▸ **What the task asks**: Write out the material below again, unchanged.

▸ **Working data**:
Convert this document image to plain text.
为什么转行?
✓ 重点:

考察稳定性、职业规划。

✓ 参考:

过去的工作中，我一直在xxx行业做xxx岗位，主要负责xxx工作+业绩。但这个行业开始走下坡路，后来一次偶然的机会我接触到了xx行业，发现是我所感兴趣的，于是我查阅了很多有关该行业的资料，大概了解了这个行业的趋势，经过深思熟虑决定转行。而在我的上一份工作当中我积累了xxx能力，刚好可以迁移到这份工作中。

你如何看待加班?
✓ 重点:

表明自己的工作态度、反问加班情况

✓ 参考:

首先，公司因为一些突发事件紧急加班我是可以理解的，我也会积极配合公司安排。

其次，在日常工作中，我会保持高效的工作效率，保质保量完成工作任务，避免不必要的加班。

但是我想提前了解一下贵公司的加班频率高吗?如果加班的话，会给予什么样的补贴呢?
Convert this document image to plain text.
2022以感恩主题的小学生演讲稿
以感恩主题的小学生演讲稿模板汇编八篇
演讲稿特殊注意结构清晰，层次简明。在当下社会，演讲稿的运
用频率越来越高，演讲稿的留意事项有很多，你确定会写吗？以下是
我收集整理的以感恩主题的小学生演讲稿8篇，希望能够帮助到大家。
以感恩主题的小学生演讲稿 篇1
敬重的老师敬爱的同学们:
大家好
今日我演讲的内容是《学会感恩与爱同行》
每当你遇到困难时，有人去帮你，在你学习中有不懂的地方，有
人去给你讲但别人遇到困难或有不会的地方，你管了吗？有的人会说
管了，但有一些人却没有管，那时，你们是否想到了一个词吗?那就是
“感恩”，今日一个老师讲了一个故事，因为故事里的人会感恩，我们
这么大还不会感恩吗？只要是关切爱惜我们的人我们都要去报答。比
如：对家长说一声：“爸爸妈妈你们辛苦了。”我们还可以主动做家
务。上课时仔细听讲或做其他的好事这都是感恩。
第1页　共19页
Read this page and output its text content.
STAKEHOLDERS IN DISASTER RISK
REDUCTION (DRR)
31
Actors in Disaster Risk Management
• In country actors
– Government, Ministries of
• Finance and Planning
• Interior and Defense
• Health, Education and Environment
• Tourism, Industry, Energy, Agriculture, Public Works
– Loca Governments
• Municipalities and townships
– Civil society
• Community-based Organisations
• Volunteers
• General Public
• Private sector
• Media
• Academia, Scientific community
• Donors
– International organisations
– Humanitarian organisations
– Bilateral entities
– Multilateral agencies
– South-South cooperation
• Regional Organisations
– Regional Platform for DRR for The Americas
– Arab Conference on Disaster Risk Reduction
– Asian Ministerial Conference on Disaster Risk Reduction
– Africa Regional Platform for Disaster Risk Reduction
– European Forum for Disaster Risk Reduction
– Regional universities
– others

▸ **Right answer**:
Convert this document image to plain text.
为什么转行?
✓ 重点:

考察稳定性、职业规划。

✓ 参考:

过去的工作中，我一直在xxx行业做xxx岗位，主要负责xxx工作+业绩。但这个行业开始走下坡路，后来一次偶然的机会我接触到了xx行业，发现是我所感兴趣的，于是我查阅了很多有关该行业的资料，大概了解了这个行业的趋势，经过深思熟虑决定转行。而在我的上一份工作当中我积累了xxx能力，刚好可以迁移到这份工作中。

你如何看待加班?
✓ 重点:

表明自己的工作态度、反问加班情况

✓ 参考:

首先，公司因为一些突发事件紧急加班我是可以理解的，我也会积极配合公司安排。

其次，在日常工作中，我会保持高效的工作效率，保质保量完成工作任务，避免不必要的加班。

但是我想提前了解一下贵公司的加班频率高吗?如果加班的话，会给予什么样的补贴呢?
Convert this document image to plain text.
2022以感恩主题的小学生演讲稿
以感恩主题的小学生演讲稿模板汇编八篇
演讲稿特殊注意结构清晰，层次简明。在当下社会，演讲稿的运
用频率越来越高，演讲稿的留意事项有很多，你确定会写吗？以下是
我收集整理的以感恩主题的小学生演讲稿8篇，希望能够帮助到大家。
以感恩主题的小学生演讲稿 篇1
敬重的老师敬爱的同学们:
大家好
今日我演讲的内容是《学会感恩与爱同行》
每当你遇到困难时，有人去帮你，在你学习中有不懂的地方，有
人去给你讲但别人遇到困难或有不会的地方，你管了吗？有的人会说
管了，但有一些人却没有管，那时，你们是否想到了一个词吗?那就是
“感恩”，今日一个老师讲了一个故事，因为故事里的人会感恩，我们
这么大还不会感恩吗？只要是关切爱惜我们的人我们都要去报答。比
如：对家长说一声：“爸爸妈妈你们辛苦了。”我们还可以主动做家
务。上课时仔细听讲或做其他的好事这都是感恩。
第1页　共19页
Read this page and output its text content.
STAKEHOLDERS IN DISASTER RISK
REDUCTION (DRR)
31
Actors in Disaster Risk Management
• In country actors
– Government, Ministries of
• Finance and Planning
• Interior and Defense
• Health, Education and Environment
• Tourism, Industry, Energy, Agriculture, Public Works
– Loca Governments
• Municipalities and townships
– Civil society
• Community-based Organisations
• Volunteers
• General Public
• Private sector
• Media
• Academia, Scientific community
• Donors
– International organisations
– Humanitarian organisations
– Bilateral entities
– Multilateral agencies
– South-South cooperation
• Regional Organisations
– Regional Platform for DRR for The Americas
– Arab Conference on Disaster Risk Reduction
– Asian Ministerial Conference on Disaster Risk Reduction
– Africa Regional Platform for Disaster Risk Reduction
– European Forum for Disaster Risk Reduction
– Regional universities
– others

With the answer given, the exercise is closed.